» **PROBLEM**
Show every line in the records below that contains the word "Portfolio".

===== RECORDS FOR THIS TASK

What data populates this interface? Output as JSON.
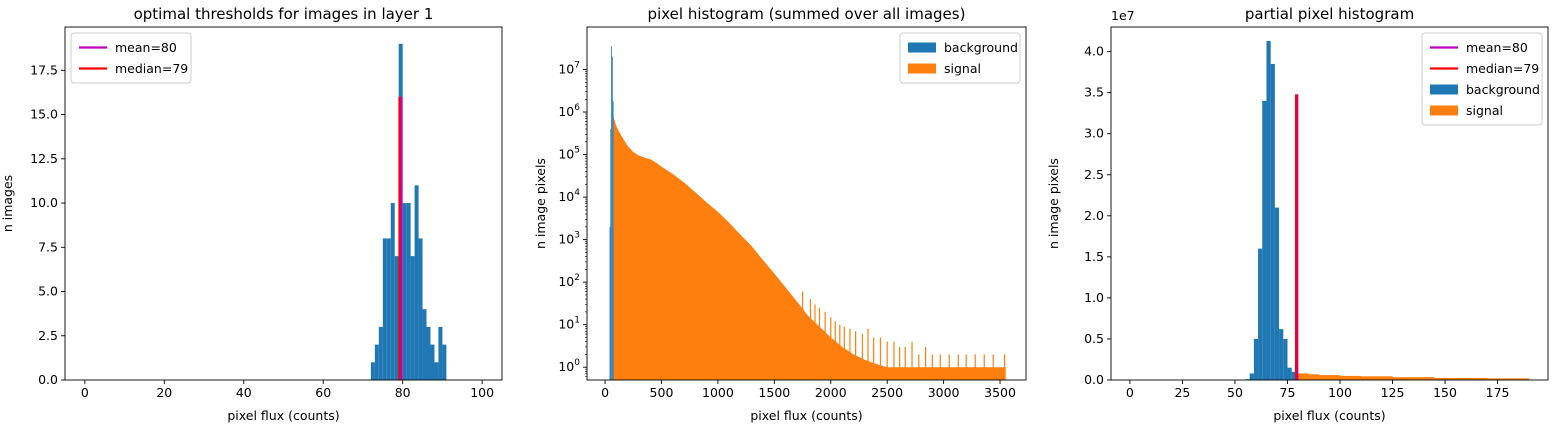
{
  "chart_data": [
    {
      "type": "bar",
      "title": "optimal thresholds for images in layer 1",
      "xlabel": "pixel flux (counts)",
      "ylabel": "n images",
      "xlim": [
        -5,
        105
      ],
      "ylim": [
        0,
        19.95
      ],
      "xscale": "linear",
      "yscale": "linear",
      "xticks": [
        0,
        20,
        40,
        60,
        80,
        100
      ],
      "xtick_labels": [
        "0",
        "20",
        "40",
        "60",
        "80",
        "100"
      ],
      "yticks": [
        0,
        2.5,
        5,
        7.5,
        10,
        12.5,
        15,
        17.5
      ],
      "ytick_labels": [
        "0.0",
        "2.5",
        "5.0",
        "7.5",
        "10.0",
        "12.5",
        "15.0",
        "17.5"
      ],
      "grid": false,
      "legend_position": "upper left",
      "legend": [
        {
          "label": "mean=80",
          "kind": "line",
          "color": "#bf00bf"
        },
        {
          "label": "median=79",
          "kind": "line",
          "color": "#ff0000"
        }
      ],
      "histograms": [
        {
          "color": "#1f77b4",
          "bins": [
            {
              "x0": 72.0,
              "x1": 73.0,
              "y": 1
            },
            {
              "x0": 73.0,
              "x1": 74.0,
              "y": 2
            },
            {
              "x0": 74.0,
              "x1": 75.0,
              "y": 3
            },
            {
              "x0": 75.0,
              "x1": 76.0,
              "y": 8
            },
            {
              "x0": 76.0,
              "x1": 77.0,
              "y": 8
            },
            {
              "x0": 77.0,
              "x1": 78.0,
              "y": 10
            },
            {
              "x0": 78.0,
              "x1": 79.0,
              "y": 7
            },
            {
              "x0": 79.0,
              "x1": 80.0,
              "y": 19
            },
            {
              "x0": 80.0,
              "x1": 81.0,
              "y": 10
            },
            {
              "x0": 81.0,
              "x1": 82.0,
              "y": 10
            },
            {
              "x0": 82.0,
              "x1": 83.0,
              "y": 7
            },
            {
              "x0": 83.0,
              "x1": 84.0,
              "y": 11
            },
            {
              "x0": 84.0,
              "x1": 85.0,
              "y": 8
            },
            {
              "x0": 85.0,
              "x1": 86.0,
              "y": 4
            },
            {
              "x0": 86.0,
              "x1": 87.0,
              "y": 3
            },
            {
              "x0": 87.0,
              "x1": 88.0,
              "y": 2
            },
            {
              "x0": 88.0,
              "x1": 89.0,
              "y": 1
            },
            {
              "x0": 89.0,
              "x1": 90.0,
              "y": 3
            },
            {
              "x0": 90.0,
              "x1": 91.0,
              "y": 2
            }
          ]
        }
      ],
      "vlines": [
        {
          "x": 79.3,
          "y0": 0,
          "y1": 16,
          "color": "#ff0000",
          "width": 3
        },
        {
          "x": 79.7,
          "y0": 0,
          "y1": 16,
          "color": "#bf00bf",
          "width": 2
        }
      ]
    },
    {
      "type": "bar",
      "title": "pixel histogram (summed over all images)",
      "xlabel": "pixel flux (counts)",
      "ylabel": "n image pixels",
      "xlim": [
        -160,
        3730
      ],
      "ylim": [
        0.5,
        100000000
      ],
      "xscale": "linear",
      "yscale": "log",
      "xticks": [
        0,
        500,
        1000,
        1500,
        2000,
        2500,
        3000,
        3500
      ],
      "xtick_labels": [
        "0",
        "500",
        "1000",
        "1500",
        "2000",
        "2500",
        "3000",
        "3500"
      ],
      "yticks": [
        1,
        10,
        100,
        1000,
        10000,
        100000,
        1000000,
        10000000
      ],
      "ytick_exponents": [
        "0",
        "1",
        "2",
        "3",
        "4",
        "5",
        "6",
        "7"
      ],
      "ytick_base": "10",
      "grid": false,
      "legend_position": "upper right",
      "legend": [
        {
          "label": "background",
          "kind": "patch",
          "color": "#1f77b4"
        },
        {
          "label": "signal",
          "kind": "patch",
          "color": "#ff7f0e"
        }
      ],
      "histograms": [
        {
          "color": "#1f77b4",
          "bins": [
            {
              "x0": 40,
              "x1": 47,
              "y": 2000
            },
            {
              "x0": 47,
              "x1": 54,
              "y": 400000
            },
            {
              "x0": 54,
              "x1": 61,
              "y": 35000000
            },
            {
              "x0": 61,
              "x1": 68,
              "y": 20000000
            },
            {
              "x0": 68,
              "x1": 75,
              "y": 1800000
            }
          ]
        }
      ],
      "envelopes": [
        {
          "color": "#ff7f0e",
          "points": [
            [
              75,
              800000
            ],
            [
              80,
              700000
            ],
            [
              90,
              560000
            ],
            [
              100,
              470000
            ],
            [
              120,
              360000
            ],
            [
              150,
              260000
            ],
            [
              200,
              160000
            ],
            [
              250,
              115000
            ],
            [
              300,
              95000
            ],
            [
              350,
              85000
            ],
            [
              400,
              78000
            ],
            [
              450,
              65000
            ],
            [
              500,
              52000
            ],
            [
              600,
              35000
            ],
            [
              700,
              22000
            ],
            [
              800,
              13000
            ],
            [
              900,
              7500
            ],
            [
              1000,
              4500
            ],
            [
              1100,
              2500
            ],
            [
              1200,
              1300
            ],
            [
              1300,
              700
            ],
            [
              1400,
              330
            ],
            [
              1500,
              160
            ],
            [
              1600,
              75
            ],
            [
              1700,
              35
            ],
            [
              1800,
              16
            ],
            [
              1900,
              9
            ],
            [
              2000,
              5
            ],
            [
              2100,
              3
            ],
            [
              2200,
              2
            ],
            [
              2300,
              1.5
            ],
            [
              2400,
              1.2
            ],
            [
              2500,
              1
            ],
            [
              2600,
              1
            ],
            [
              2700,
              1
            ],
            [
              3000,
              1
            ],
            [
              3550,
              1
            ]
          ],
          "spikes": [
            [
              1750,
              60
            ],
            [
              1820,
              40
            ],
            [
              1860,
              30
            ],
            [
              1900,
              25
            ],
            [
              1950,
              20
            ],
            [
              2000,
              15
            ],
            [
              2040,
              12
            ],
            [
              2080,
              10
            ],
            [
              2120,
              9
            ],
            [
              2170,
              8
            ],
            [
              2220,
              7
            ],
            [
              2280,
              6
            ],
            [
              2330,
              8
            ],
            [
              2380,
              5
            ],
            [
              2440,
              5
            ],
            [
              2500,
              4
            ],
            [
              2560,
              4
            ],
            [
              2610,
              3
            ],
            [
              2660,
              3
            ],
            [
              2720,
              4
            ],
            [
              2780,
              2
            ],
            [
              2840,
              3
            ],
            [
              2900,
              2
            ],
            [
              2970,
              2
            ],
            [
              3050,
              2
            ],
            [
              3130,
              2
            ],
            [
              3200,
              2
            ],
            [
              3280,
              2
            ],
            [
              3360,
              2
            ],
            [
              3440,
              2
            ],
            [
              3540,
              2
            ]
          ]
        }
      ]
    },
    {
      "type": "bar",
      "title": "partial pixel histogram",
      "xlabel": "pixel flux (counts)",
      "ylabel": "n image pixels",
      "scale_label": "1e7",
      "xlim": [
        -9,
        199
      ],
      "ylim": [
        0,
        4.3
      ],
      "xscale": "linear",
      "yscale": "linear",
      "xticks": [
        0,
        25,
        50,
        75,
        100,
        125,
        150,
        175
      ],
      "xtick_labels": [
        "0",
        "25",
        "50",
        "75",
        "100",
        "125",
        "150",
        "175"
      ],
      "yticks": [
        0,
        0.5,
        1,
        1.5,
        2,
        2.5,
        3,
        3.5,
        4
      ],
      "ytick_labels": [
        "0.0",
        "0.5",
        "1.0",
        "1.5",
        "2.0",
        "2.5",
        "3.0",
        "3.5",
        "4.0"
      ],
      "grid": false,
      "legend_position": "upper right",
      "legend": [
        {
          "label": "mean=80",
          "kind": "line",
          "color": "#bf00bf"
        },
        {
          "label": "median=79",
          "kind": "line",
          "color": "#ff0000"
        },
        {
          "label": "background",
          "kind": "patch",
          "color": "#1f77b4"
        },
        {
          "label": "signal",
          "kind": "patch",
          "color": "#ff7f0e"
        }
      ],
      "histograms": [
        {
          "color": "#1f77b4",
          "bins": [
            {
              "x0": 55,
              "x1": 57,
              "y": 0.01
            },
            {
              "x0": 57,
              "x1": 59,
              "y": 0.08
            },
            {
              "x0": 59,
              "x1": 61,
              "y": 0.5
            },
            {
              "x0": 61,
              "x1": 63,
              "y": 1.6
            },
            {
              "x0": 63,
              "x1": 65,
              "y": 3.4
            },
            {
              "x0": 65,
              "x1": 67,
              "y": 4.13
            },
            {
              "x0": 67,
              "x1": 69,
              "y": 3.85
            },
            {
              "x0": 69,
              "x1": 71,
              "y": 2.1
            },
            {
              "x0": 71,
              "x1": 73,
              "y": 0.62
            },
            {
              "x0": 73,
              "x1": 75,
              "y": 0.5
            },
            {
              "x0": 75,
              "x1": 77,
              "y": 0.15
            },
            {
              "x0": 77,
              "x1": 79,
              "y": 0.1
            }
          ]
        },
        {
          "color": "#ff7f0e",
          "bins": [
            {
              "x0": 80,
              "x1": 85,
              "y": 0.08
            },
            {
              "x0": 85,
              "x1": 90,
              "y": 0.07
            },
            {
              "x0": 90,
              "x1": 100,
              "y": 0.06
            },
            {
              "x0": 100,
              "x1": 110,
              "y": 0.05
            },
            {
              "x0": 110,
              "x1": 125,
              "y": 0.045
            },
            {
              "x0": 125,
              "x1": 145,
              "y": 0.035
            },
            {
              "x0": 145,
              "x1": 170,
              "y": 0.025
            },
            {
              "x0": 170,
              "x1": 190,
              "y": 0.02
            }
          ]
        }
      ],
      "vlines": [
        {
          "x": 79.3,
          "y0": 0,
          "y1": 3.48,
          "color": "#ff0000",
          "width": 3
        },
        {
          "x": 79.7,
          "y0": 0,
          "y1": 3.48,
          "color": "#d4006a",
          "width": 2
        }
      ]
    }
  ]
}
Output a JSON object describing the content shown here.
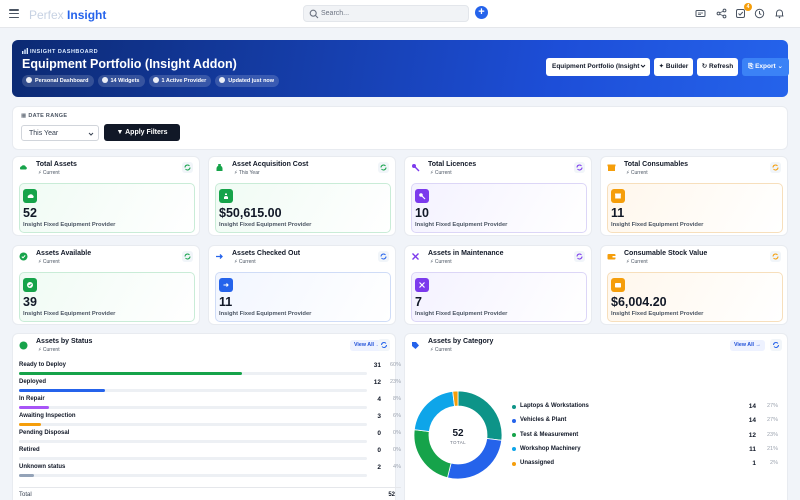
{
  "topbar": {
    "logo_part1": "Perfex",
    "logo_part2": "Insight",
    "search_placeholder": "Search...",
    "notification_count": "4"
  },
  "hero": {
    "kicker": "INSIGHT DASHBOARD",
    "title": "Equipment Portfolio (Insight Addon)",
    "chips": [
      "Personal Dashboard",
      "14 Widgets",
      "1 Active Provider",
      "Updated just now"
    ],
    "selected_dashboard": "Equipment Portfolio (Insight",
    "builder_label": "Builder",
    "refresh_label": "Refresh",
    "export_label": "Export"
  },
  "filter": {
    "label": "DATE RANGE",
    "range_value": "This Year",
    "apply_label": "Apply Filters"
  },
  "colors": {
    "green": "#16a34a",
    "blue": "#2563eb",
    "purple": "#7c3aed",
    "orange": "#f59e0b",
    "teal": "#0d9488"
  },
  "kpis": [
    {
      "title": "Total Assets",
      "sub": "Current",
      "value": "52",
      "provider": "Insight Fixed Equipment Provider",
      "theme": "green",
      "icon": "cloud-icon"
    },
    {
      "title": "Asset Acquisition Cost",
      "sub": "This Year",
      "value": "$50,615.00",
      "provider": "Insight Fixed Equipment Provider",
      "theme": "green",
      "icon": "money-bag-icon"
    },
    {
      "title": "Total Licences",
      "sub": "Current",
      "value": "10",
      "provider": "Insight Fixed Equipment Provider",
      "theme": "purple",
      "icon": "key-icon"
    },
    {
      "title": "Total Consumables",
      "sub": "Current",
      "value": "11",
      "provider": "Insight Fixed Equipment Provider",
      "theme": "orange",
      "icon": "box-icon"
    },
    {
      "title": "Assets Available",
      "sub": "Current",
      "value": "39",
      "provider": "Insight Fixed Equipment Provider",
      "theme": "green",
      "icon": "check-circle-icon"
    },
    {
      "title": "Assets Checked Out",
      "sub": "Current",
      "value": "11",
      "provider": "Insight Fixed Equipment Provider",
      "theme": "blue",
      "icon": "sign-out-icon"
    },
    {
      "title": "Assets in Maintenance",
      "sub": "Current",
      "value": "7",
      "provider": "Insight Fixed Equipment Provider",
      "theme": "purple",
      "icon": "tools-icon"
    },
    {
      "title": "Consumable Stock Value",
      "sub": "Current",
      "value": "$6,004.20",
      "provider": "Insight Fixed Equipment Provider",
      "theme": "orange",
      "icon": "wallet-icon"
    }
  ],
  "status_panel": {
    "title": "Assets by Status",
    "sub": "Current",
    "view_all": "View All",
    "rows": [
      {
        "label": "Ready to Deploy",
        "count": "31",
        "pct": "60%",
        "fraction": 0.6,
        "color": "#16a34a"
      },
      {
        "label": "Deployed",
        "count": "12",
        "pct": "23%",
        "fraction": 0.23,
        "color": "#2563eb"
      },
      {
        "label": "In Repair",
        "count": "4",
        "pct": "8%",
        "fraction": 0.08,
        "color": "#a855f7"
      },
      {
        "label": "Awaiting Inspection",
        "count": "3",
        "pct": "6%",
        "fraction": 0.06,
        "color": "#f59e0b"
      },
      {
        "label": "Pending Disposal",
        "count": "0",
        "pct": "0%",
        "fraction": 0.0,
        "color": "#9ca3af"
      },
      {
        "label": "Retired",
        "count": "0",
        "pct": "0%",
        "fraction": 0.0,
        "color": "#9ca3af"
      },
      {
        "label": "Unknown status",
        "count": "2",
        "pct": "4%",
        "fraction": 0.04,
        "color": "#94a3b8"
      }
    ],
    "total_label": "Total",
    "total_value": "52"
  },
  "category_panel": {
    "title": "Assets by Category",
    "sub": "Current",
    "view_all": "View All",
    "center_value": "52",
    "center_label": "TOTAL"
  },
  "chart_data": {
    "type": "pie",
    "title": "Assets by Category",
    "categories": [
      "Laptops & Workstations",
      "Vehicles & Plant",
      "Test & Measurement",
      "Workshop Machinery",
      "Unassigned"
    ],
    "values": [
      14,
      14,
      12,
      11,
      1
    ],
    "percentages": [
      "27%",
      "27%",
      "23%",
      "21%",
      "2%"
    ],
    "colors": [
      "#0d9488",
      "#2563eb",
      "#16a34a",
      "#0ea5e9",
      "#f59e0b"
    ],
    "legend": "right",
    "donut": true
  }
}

==========

» **TASK ANSWER**
    "title": "Equipment Portfolio (Insight Addon)",
    "selected_dashboard": "Equipment Portfolio (Insight",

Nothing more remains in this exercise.